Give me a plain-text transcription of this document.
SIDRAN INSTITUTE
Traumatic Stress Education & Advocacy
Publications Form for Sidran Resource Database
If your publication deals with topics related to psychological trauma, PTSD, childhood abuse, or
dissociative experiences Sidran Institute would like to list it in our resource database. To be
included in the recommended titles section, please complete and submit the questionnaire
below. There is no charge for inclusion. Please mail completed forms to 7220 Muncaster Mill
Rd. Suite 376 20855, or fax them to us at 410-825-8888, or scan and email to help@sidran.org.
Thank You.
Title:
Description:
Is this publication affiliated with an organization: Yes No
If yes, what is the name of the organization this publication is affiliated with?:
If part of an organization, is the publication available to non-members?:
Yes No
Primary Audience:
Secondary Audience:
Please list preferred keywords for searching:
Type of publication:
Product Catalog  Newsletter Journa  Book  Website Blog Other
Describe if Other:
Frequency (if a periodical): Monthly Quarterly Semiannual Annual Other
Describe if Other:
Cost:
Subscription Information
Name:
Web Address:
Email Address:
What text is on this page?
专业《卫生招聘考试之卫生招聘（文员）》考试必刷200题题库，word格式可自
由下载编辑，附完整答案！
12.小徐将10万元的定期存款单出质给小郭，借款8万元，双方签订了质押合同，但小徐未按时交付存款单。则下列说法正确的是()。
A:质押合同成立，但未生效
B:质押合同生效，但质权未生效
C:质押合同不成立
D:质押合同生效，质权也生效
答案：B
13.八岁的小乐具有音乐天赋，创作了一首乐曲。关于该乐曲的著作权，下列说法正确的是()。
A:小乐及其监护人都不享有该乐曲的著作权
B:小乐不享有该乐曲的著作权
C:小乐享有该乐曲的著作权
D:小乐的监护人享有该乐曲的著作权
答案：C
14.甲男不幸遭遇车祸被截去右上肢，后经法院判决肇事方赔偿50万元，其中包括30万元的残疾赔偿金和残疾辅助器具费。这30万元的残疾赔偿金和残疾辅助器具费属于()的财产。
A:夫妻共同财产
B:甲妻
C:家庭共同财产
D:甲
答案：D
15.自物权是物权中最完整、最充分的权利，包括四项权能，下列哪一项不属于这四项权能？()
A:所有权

▶ WHAT YOU HAVE TO DO: Using the entries above, find all lines with "Other". Copy them.

▶ FINISHED ANSWER:
Product Catalog  Newsletter Journa  Book  Website Blog Other
Describe if Other:
Frequency (if a periodical): Monthly Quarterly Semiannual Annual Other
Describe if Other:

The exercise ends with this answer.